Mail Archives: geda-user/2015/09/13/23:04:37
[FYI I'm not arguing this, more like exploring an interesting
mathematical realm]
> > I imagine integer overflow might be a non-trivial problem to
> > solve.
>
> Not one you need to worry about in a language that supports
> rationals. I use rationals in Mathematica all the time: floating
> point is poison to complicated algebra. The techniques are well know
> and efficient, although not as efficient as floating point hardware.
That just defers the problem to the language. The more the language
hides in "the implementation", the more "the implementation" needs to
do. I wouldn't want to program a 3D video game in Mathematica, the
FPS would be horrible. Really fast games might avoid floating point
completely, relying on fixed point instead, when even marginal speed
improvements matter.
> > But if the whole point is to defer imprecise operations, what is the
> > advantage of this over just storing the angles as degrees and doing
> > the math on the fly?
>
> The problem is that you'll accumulate error when you have both
> rotations and translations.
I think we have three cases of where imprecision affects us:
1. Storing a user-specified value in an imprecise way (i.e. storing
millimeters in units of 1E-5 inches ;)
2. Accumulating error when imprecise calculations are stored, and
later reused iteratively (i.e. rotating footprints by changing the
internal coordinates, over and over again)
3. Imprecision when converting stored data to a temporary useful
representation (i.e. scaling data to fit on the screen)
(pcb manages to break all of these wrt rotations)
Storing angles as triplets lets you avoid #2 at the expense of #1.

-=-=-=-=-

### Your task:
Update the geda-user post between "I think we have" and "on the screen)", inclusive, so that "imprecise" becomes "inexact" throughout. The listing after the geda-user post plays no part in this.

### Records shown:
-=-=-=-=-

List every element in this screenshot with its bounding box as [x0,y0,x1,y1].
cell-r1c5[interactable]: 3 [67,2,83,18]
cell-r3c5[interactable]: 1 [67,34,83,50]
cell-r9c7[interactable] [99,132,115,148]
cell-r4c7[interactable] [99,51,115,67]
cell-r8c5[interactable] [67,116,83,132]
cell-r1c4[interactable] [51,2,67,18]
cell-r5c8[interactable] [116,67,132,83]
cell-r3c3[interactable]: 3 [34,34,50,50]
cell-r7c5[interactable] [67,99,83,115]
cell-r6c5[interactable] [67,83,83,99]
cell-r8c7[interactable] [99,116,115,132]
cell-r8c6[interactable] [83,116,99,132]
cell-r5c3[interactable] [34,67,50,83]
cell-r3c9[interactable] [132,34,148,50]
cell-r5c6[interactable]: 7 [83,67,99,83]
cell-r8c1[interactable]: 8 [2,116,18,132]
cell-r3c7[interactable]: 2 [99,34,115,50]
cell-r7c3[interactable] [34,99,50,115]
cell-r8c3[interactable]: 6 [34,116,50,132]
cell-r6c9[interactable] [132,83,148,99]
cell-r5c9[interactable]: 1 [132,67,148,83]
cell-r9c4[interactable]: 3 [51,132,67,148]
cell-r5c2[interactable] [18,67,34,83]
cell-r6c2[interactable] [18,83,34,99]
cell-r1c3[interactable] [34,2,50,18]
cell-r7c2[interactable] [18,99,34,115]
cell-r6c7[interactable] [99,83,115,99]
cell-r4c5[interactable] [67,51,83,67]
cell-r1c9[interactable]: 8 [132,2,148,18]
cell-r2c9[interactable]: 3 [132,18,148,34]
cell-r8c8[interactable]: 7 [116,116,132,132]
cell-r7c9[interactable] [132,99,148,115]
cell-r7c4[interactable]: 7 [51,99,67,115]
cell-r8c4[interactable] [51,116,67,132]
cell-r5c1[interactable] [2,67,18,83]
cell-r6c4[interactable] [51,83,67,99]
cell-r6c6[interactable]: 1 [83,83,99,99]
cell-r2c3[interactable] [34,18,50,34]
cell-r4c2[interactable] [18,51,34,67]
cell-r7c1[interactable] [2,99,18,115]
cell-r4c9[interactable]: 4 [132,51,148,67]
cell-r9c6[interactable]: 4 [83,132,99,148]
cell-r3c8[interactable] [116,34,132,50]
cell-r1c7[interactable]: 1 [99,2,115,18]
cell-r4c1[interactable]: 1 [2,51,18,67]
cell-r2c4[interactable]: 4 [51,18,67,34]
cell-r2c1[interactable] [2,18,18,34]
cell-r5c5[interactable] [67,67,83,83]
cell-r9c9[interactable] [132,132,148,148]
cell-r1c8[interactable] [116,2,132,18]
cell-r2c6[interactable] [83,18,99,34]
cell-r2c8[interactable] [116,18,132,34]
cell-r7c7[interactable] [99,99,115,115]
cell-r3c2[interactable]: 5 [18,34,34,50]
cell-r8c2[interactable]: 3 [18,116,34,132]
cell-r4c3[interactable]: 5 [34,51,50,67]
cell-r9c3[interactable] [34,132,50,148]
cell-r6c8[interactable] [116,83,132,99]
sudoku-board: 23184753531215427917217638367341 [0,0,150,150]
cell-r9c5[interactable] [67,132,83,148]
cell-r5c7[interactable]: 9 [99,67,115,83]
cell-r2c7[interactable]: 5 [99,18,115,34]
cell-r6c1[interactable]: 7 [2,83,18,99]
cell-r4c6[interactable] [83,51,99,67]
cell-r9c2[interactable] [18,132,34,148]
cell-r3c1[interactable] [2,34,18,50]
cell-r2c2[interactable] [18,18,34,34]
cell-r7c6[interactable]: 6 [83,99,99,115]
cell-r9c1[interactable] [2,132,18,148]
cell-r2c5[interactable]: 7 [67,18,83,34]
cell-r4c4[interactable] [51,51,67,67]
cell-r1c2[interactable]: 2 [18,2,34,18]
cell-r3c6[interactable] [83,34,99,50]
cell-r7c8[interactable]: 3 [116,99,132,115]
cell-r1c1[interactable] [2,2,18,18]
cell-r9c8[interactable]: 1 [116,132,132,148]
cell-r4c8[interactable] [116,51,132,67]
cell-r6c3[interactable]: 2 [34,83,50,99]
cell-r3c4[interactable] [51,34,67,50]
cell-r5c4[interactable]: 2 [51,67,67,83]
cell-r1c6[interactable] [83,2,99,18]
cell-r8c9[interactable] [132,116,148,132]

-=-=-=-=-

### Completed exercise:
I think we have three cases of where imprecision affects us:
1. Storing a user-specified value in an inexact way (i.e. storing
millimeters in units of 1E-5 inches ;)
2. Accumulating error when inexact calculations are stored, and
later reused iteratively (i.e. rotating footprints by changing the
internal coordinates, over and over again)
3. Imprecision when converting stored data to a temporary useful
representation (i.e. scaling data to fit on the screen)